Write out the material exactly, without any of its pictures.

Begin ROWS

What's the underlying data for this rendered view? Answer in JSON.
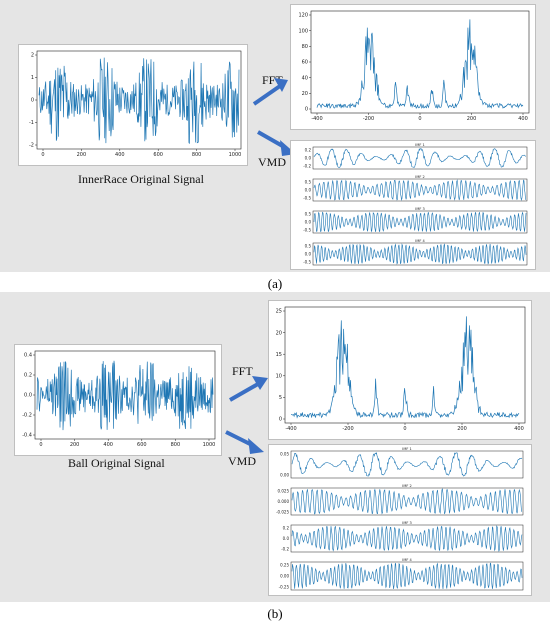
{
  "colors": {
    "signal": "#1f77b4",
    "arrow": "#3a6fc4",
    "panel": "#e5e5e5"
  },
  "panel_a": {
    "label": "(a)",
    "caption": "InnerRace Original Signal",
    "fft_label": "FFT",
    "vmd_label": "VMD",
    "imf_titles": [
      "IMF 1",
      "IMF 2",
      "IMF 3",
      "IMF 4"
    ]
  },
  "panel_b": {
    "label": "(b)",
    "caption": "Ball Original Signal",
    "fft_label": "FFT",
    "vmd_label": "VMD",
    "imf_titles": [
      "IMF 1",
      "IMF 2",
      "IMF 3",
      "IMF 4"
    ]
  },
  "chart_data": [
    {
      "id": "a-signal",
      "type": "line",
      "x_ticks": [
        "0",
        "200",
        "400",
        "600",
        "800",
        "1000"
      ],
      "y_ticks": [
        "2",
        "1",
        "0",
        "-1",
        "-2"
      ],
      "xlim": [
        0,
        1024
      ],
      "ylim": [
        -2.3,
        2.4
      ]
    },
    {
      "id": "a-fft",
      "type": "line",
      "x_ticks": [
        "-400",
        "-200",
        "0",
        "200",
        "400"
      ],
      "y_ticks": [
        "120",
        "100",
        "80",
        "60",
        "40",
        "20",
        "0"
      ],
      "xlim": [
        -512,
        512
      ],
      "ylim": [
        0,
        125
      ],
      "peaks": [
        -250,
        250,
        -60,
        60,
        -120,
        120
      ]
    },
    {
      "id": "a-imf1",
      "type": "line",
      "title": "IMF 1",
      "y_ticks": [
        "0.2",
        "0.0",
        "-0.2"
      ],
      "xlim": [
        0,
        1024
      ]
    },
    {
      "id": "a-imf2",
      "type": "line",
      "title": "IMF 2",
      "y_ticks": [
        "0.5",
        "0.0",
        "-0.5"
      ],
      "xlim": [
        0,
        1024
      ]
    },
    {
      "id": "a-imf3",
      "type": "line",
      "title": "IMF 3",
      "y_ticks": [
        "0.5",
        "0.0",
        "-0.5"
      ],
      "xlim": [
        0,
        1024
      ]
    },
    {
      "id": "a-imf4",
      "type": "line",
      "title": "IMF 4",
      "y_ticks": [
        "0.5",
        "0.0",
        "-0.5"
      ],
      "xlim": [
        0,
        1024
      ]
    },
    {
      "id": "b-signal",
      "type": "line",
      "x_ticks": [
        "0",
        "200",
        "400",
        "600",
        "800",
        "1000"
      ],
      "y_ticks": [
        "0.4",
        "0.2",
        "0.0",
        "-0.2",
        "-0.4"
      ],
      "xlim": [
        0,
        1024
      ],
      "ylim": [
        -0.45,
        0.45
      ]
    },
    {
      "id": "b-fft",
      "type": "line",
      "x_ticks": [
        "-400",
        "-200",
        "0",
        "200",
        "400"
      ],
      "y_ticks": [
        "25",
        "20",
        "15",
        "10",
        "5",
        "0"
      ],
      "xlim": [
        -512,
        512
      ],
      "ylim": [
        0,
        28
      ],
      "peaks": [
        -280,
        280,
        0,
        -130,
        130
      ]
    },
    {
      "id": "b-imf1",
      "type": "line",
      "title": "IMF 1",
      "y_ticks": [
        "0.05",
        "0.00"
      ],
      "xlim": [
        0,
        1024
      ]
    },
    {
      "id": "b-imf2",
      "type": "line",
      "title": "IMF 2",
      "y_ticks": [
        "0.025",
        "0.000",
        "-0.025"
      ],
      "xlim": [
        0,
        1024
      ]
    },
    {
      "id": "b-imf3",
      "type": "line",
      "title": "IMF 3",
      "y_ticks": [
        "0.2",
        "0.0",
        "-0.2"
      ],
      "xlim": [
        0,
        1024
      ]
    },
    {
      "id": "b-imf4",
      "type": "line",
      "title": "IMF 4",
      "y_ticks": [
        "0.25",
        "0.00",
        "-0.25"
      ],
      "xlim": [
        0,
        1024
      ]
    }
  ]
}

End ROWS

(CORRECT ANSWER)
What's the underlying data for this rendered view? Answer in JSON.
{
  "colors": {
    "signal": "#1f77b4",
    "arrow": "#3a6fc4",
    "panel": "#e5e5e5"
  },
  "panel_a": {
    "label": "(a)",
    "caption": "InnerRace Original Signal",
    "fft_label": "FFT",
    "vmd_label": "VMD",
    "imf_titles": [
      "IMF 1",
      "IMF 2",
      "IMF 3",
      "IMF 4"
    ]
  },
  "panel_b": {
    "label": "(b)",
    "caption": "Ball Original Signal",
    "fft_label": "FFT",
    "vmd_label": "VMD",
    "imf_titles": [
      "IMF 1",
      "IMF 2",
      "IMF 3",
      "IMF 4"
    ]
  },
  "chart_data": [
    {
      "id": "a-signal",
      "type": "line",
      "x_ticks": [
        "0",
        "200",
        "400",
        "600",
        "800",
        "1000"
      ],
      "y_ticks": [
        "2",
        "1",
        "0",
        "-1",
        "-2"
      ],
      "xlim": [
        0,
        1024
      ],
      "ylim": [
        -2.3,
        2.4
      ]
    },
    {
      "id": "a-fft",
      "type": "line",
      "x_ticks": [
        "-400",
        "-200",
        "0",
        "200",
        "400"
      ],
      "y_ticks": [
        "120",
        "100",
        "80",
        "60",
        "40",
        "20",
        "0"
      ],
      "xlim": [
        -512,
        512
      ],
      "ylim": [
        0,
        125
      ],
      "peaks": [
        -250,
        250,
        -60,
        60,
        -120,
        120
      ]
    },
    {
      "id": "a-imf1",
      "type": "line",
      "title": "IMF 1",
      "y_ticks": [
        "0.2",
        "0.0",
        "-0.2"
      ],
      "xlim": [
        0,
        1024
      ]
    },
    {
      "id": "a-imf2",
      "type": "line",
      "title": "IMF 2",
      "y_ticks": [
        "0.5",
        "0.0",
        "-0.5"
      ],
      "xlim": [
        0,
        1024
      ]
    },
    {
      "id": "a-imf3",
      "type": "line",
      "title": "IMF 3",
      "y_ticks": [
        "0.5",
        "0.0",
        "-0.5"
      ],
      "xlim": [
        0,
        1024
      ]
    },
    {
      "id": "a-imf4",
      "type": "line",
      "title": "IMF 4",
      "y_ticks": [
        "0.5",
        "0.0",
        "-0.5"
      ],
      "xlim": [
        0,
        1024
      ]
    },
    {
      "id": "b-signal",
      "type": "line",
      "x_ticks": [
        "0",
        "200",
        "400",
        "600",
        "800",
        "1000"
      ],
      "y_ticks": [
        "0.4",
        "0.2",
        "0.0",
        "-0.2",
        "-0.4"
      ],
      "xlim": [
        0,
        1024
      ],
      "ylim": [
        -0.45,
        0.45
      ]
    },
    {
      "id": "b-fft",
      "type": "line",
      "x_ticks": [
        "-400",
        "-200",
        "0",
        "200",
        "400"
      ],
      "y_ticks": [
        "25",
        "20",
        "15",
        "10",
        "5",
        "0"
      ],
      "xlim": [
        -512,
        512
      ],
      "ylim": [
        0,
        28
      ],
      "peaks": [
        -280,
        280,
        0,
        -130,
        130
      ]
    },
    {
      "id": "b-imf1",
      "type": "line",
      "title": "IMF 1",
      "y_ticks": [
        "0.05",
        "0.00"
      ],
      "xlim": [
        0,
        1024
      ]
    },
    {
      "id": "b-imf2",
      "type": "line",
      "title": "IMF 2",
      "y_ticks": [
        "0.025",
        "0.000",
        "-0.025"
      ],
      "xlim": [
        0,
        1024
      ]
    },
    {
      "id": "b-imf3",
      "type": "line",
      "title": "IMF 3",
      "y_ticks": [
        "0.2",
        "0.0",
        "-0.2"
      ],
      "xlim": [
        0,
        1024
      ]
    },
    {
      "id": "b-imf4",
      "type": "line",
      "title": "IMF 4",
      "y_ticks": [
        "0.25",
        "0.00",
        "-0.25"
      ],
      "xlim": [
        0,
        1024
      ]
    }
  ]
}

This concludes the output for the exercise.